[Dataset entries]
#####
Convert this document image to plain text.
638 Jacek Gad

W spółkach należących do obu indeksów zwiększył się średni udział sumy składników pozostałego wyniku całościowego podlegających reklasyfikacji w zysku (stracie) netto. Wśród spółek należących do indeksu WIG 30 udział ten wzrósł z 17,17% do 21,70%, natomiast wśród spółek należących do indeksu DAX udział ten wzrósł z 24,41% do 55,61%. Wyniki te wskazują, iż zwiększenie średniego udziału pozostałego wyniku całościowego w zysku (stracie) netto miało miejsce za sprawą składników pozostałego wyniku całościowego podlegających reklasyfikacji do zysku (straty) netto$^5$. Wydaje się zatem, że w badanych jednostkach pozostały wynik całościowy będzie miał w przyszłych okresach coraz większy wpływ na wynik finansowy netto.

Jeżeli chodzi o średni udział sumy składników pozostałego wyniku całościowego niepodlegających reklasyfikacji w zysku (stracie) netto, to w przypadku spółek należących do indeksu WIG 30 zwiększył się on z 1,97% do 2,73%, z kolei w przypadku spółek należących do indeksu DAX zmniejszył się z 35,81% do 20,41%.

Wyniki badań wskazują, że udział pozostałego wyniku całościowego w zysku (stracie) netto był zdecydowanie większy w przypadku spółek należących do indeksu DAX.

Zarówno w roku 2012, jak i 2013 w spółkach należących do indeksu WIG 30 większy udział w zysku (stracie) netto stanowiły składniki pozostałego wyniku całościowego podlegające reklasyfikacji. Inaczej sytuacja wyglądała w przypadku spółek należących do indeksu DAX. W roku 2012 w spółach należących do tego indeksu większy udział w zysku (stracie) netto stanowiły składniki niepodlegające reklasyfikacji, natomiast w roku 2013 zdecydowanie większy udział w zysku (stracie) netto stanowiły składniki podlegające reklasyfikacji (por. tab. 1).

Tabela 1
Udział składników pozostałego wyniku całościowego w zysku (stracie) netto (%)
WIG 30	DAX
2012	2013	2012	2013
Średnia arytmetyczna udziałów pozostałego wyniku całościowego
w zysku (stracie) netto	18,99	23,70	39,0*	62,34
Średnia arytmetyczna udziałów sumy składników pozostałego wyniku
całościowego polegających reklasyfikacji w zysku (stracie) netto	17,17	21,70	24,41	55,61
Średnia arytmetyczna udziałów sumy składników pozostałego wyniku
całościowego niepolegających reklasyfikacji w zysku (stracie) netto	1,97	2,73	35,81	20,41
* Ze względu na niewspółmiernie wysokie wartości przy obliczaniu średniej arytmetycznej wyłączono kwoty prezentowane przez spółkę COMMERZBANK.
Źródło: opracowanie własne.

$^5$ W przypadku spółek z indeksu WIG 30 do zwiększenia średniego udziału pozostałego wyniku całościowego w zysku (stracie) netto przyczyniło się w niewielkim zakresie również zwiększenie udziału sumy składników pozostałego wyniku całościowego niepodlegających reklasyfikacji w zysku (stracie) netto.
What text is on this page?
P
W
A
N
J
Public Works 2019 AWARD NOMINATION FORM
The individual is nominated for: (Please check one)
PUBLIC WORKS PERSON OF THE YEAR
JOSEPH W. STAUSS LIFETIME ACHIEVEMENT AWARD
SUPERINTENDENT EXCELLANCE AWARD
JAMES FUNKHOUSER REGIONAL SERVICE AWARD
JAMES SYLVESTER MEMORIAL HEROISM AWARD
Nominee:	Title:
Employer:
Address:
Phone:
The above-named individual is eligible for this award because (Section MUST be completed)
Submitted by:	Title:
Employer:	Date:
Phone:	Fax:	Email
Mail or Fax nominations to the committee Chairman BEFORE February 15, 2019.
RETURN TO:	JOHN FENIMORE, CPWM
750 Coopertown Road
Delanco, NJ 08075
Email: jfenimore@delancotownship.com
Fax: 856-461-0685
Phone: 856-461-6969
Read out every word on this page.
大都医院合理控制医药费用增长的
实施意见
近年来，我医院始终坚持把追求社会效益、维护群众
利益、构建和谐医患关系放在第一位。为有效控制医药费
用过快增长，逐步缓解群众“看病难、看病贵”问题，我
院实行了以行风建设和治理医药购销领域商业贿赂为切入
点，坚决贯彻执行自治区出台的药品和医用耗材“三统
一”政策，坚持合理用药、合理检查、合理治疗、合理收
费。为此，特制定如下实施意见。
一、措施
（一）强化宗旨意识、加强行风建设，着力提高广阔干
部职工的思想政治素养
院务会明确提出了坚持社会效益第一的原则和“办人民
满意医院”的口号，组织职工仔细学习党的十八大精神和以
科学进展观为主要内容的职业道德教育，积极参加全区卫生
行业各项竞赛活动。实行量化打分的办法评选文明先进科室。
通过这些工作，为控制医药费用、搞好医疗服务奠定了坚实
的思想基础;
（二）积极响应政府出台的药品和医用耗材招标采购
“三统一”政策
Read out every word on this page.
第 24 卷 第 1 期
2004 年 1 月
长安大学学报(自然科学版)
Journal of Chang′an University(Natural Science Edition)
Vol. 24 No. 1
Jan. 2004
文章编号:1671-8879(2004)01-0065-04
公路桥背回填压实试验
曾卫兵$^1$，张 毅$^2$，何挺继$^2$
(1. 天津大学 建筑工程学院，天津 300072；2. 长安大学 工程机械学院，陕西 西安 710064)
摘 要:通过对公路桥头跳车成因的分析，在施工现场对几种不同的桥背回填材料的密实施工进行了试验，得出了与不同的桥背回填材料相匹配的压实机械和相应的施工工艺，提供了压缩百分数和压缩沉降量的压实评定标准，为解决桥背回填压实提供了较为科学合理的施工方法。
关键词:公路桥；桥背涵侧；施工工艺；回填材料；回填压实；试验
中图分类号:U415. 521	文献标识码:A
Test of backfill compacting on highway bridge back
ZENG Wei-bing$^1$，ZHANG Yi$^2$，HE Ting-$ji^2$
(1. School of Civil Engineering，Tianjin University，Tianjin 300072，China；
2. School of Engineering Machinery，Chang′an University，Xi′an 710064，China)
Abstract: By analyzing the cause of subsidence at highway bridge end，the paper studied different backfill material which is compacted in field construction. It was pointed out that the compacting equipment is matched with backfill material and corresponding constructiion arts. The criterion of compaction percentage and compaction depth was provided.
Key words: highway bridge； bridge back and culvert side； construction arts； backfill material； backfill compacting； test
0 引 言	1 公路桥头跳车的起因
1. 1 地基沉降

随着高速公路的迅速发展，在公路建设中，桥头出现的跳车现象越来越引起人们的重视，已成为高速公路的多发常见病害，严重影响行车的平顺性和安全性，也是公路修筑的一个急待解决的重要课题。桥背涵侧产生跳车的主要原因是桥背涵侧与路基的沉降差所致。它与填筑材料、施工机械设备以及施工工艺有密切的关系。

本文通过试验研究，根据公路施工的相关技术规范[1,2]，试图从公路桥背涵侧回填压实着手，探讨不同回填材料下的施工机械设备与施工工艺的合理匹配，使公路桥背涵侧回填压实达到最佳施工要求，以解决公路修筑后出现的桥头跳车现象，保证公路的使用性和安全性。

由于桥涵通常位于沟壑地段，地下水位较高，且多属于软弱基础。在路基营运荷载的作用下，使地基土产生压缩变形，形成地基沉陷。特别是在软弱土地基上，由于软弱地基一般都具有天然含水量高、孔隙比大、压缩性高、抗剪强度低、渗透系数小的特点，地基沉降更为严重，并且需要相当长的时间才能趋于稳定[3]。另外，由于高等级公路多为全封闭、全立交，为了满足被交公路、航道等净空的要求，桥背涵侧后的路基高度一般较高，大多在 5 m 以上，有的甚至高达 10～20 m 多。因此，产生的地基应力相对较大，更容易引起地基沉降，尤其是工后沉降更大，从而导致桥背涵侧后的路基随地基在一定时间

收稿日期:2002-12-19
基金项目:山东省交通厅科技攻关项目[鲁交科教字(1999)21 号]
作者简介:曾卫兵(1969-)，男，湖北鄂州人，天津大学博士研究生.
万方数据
#####
■ **What the task asks**: Pull every line containing "material" out of the data above.

■ **The response**:
Abstract: By analyzing the cause of subsidence at highway bridge end，the paper studied different backfill material which is compacted in field construction. It was pointed out that the compacting equipment is matched with backfill material and corresponding constructiion arts. The criterion of compaction percentage and compaction depth was provided.
Key words: highway bridge； bridge back and culvert side； construction arts； backfill material； backfill compacting； test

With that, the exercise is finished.